-- DATASET RECORDS start --

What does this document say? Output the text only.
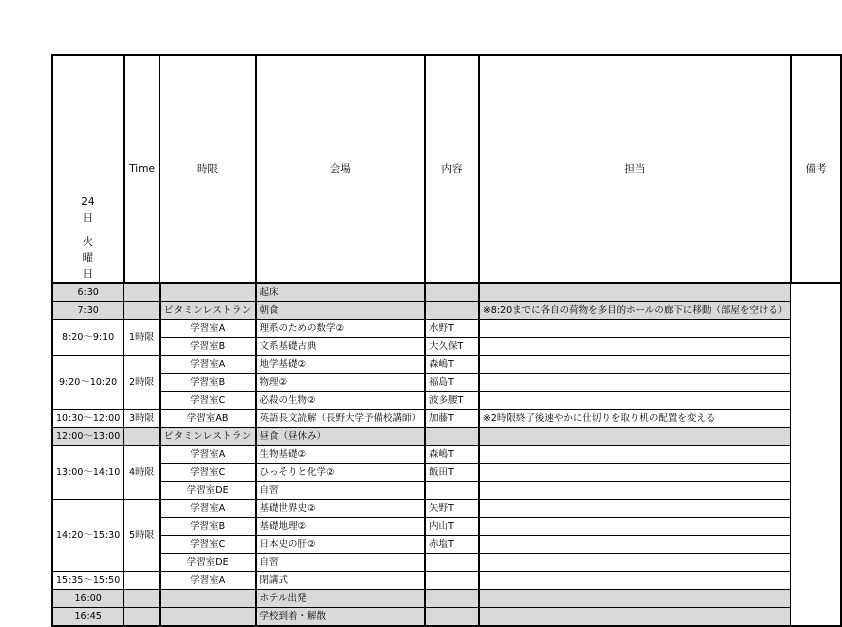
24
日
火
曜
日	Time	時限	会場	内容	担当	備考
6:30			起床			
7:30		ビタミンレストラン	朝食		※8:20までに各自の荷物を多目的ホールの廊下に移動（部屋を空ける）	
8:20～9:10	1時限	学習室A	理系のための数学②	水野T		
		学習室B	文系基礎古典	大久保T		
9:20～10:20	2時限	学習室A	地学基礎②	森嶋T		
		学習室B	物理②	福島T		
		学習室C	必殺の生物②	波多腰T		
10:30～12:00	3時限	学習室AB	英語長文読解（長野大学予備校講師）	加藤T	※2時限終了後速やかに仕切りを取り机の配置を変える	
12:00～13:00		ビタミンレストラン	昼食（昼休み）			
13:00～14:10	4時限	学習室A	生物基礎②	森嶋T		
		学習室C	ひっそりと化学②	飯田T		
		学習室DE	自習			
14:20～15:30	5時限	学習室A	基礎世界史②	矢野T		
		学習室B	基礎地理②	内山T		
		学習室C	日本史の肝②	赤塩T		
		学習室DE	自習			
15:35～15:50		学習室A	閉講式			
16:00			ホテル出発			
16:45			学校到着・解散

-- DATASET RECORDS end --

→ EXERCISE BRIEF
Examine the records and pull out every line where the string "ビタミンレストラン" occurs.

→ WRITTEN SOLUTION
7:30		ビタミンレストラン	朝食		※8:20までに各自の荷物を多目的ホールの廊下に移動（部屋を空ける）	
12:00～13:00		ビタミンレストラン	昼食（昼休み）			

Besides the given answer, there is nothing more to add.